Set problem
From the entries below, copy out every line with "nevét" in it.

Records provided
----------------
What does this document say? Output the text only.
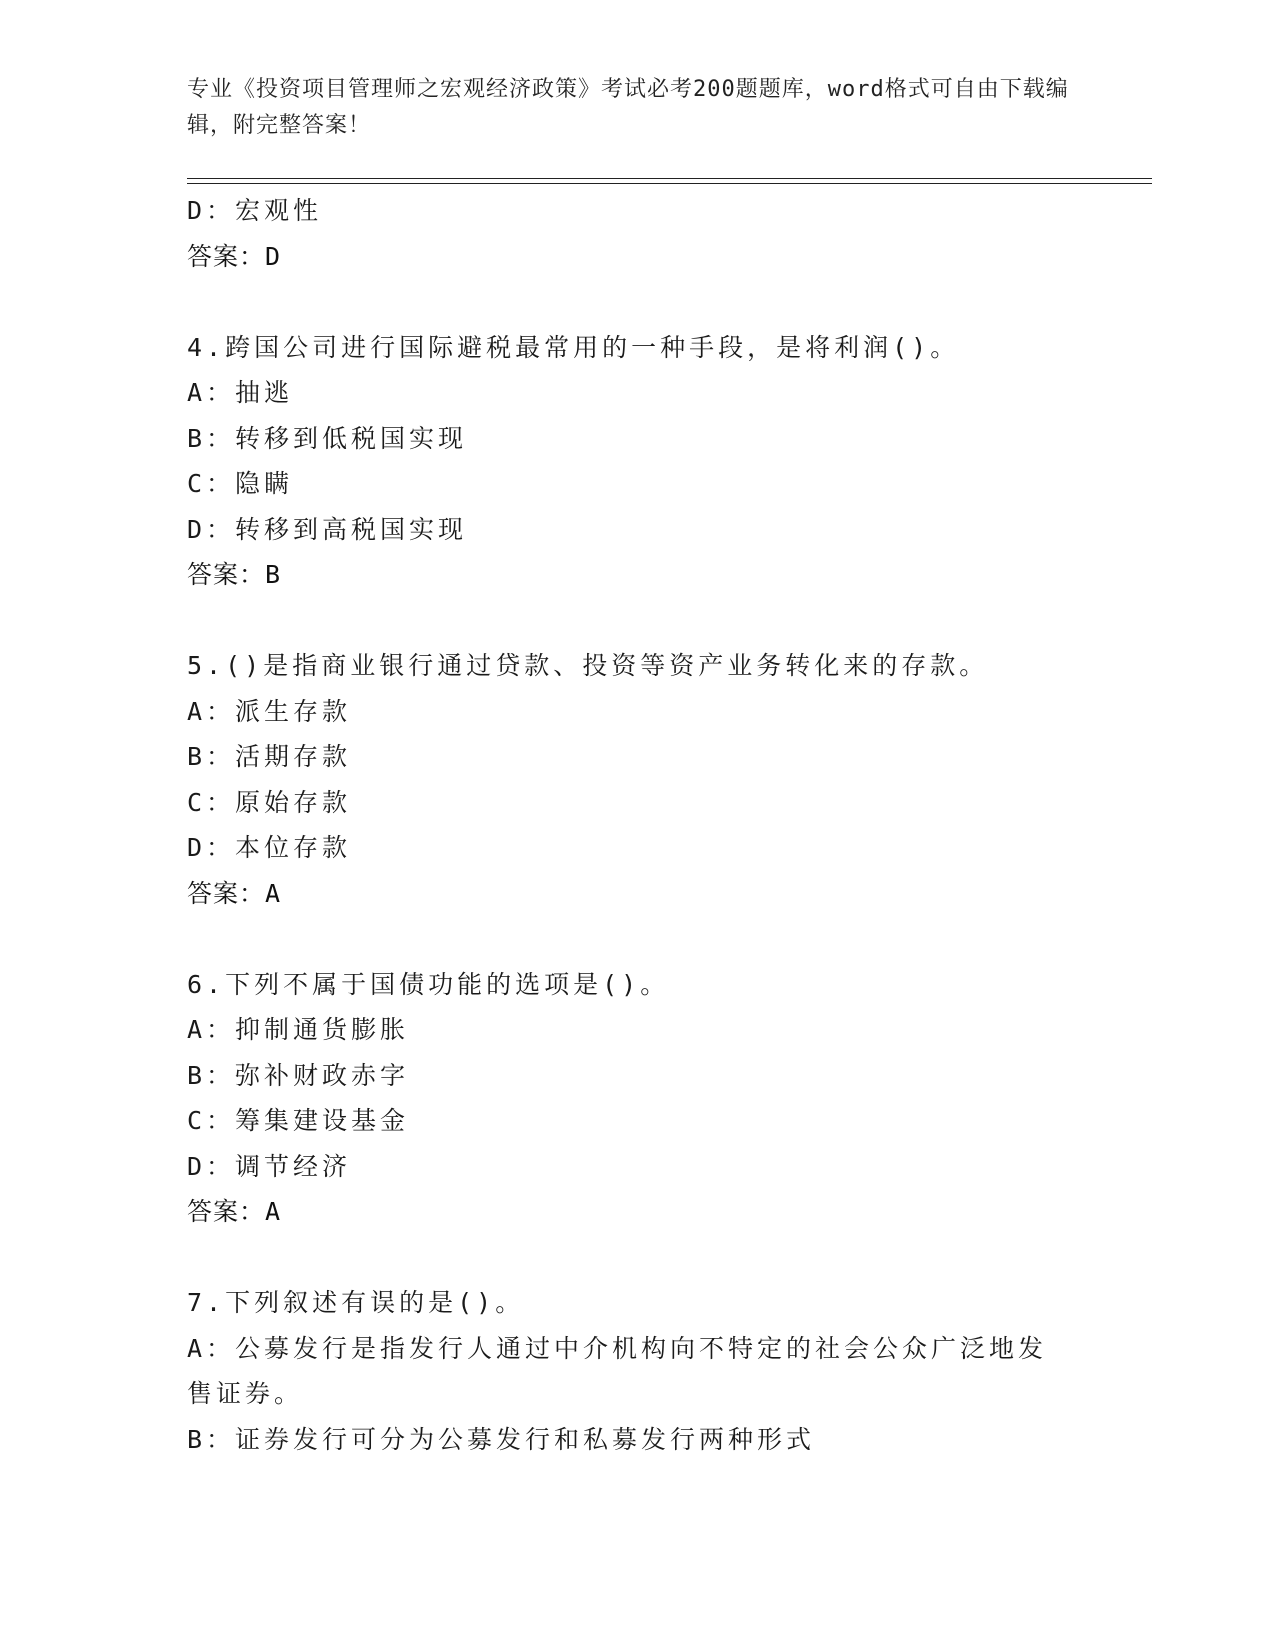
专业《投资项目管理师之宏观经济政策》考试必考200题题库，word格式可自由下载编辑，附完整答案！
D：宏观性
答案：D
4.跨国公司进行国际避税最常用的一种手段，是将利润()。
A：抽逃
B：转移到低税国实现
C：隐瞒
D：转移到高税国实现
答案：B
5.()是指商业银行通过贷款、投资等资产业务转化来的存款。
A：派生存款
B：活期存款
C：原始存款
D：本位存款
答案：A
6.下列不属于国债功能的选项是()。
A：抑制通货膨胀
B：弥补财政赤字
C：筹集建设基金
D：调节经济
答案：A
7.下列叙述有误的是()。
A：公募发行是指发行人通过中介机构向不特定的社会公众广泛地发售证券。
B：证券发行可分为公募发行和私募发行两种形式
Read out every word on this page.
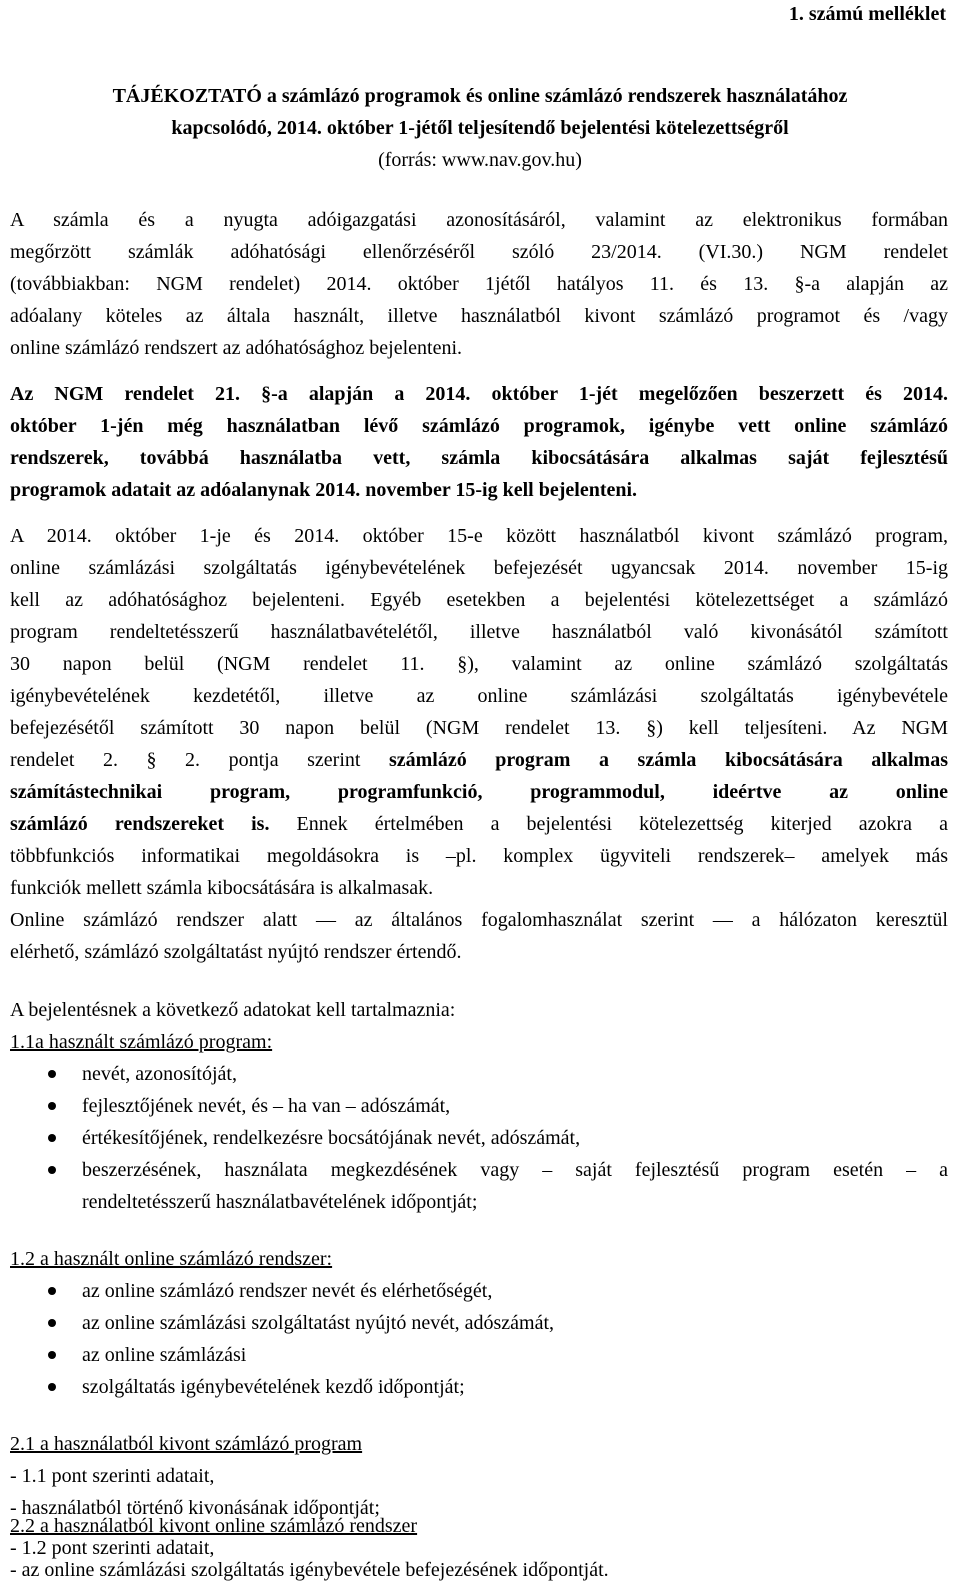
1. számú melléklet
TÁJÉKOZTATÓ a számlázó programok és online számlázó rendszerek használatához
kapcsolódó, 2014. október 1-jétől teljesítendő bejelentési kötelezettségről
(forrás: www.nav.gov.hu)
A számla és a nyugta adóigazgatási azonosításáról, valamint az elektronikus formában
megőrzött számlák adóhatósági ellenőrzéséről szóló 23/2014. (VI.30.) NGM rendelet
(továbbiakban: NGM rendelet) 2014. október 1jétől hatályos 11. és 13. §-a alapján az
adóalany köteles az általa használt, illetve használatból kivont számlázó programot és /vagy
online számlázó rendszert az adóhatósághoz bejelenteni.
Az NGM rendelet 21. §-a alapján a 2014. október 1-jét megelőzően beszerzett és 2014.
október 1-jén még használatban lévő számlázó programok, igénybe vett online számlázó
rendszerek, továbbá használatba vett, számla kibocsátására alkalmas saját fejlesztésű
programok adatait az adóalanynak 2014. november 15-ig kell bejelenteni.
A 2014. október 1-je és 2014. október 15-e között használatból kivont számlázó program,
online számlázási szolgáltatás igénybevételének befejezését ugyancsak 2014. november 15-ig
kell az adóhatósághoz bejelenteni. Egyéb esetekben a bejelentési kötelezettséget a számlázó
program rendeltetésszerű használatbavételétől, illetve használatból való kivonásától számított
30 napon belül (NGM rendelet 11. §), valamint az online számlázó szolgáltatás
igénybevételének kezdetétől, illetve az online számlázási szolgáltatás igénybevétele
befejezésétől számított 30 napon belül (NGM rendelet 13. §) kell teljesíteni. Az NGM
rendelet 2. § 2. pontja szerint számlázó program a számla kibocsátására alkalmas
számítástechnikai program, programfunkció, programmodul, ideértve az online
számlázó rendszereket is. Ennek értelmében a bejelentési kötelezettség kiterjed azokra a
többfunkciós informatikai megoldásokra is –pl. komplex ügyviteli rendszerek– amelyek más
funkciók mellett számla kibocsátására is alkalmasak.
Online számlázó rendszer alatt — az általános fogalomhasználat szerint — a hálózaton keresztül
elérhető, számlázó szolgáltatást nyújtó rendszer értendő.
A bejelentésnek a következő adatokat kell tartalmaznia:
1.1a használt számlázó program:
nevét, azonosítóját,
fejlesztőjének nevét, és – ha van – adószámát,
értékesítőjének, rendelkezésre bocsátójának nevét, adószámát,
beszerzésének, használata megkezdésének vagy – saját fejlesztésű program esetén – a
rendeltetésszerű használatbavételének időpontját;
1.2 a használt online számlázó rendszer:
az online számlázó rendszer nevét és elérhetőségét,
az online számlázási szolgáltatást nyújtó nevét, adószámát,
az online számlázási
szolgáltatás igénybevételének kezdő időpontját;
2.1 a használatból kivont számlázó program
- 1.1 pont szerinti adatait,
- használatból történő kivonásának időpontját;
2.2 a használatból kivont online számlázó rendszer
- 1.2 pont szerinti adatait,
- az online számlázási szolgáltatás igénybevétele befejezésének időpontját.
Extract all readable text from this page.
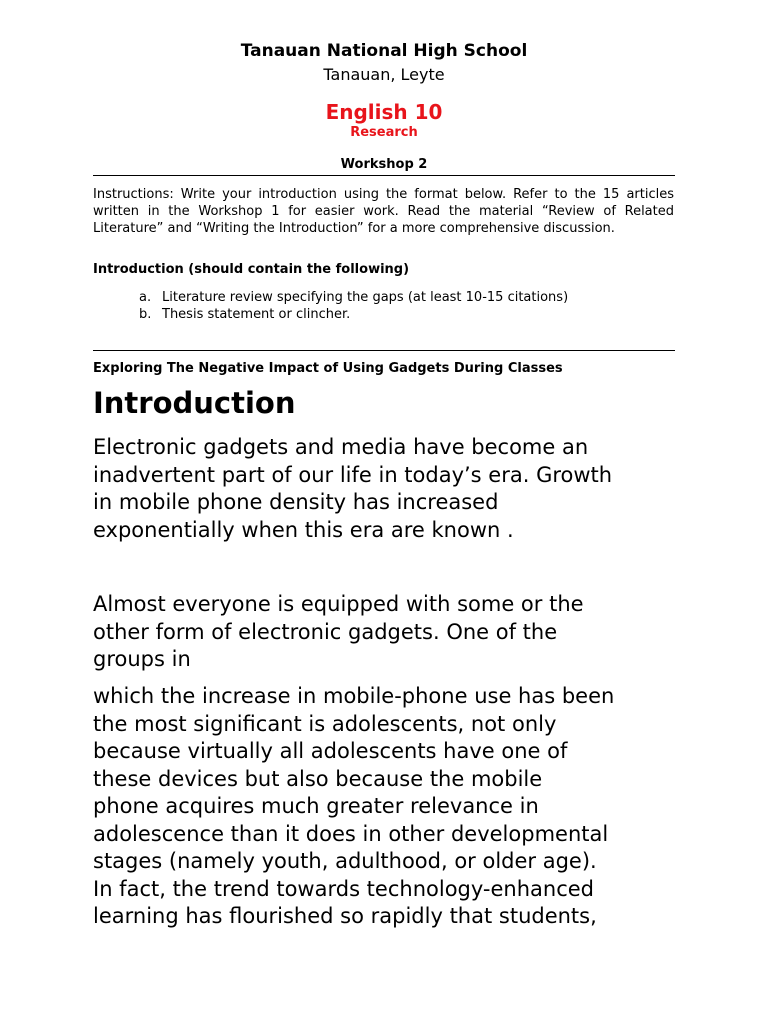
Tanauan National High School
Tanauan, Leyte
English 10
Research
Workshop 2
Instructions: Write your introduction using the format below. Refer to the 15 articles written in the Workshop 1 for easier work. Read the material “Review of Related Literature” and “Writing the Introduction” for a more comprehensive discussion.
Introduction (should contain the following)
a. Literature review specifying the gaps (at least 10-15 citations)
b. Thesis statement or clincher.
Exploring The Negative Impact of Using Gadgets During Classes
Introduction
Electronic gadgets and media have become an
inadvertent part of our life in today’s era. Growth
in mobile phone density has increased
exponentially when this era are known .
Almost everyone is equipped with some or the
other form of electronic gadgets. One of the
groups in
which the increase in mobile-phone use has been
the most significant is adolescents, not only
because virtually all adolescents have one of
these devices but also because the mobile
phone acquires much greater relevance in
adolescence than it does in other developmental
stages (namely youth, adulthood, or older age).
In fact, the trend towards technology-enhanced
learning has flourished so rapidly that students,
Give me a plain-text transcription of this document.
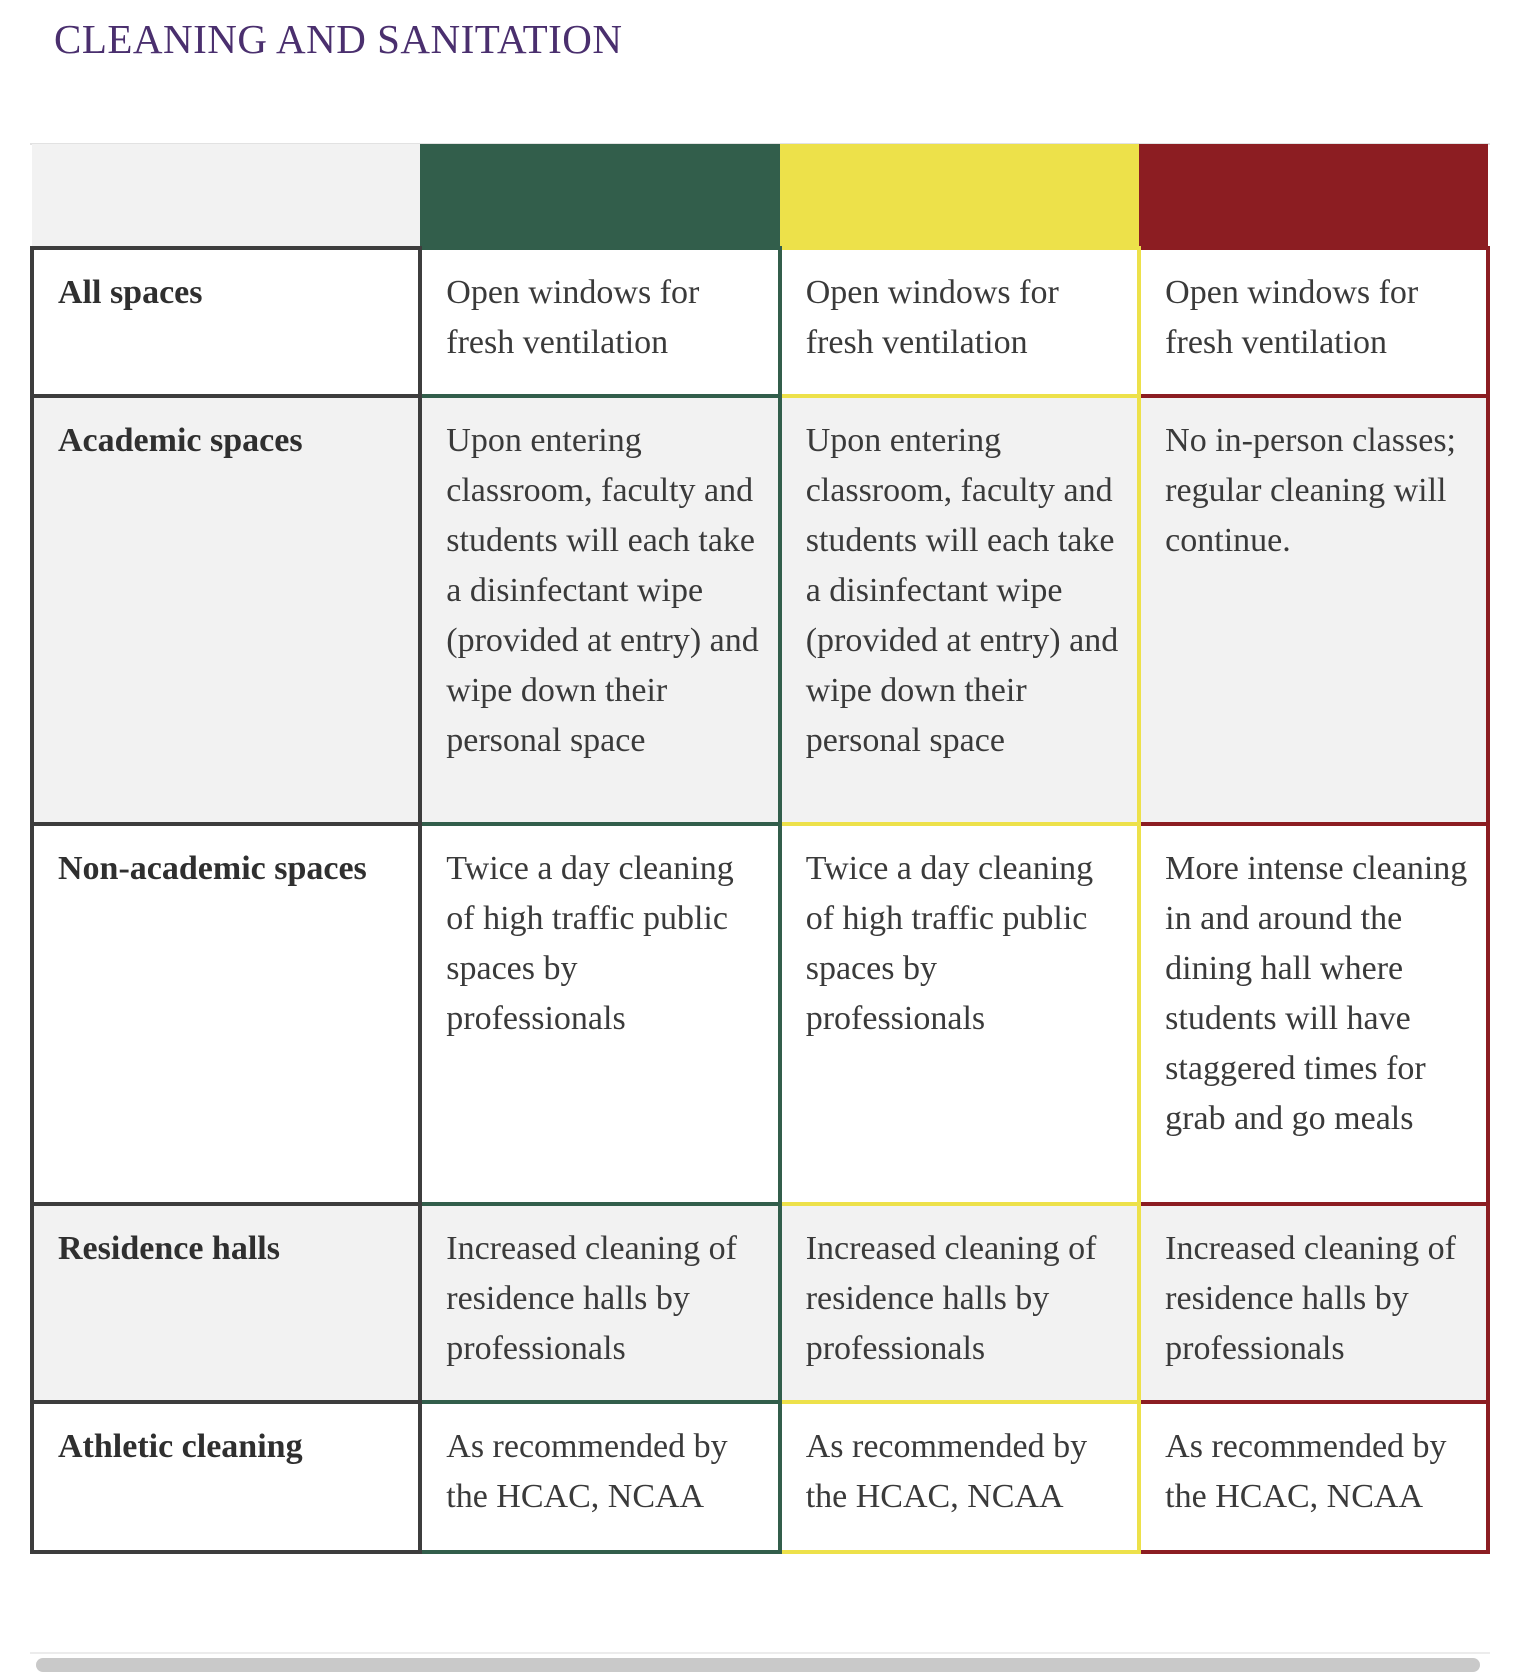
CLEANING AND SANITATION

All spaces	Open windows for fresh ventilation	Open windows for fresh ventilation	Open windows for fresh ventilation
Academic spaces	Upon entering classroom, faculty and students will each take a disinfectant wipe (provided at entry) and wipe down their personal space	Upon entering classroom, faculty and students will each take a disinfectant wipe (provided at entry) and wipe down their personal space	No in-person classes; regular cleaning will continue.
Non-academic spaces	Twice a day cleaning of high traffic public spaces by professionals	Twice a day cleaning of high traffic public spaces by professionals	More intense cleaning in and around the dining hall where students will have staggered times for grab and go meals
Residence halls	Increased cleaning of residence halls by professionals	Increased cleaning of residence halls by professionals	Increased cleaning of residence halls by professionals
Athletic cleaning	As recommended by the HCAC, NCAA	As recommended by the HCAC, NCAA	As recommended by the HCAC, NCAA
----------------
Task solution
nevét, azonosítóját,
fejlesztőjének nevét, és – ha van – adószámát,
értékesítőjének, rendelkezésre bocsátójának nevét, adószámát,
az online számlázó rendszer nevét és elérhetőségét,
az online számlázási szolgáltatást nyújtó nevét, adószámát,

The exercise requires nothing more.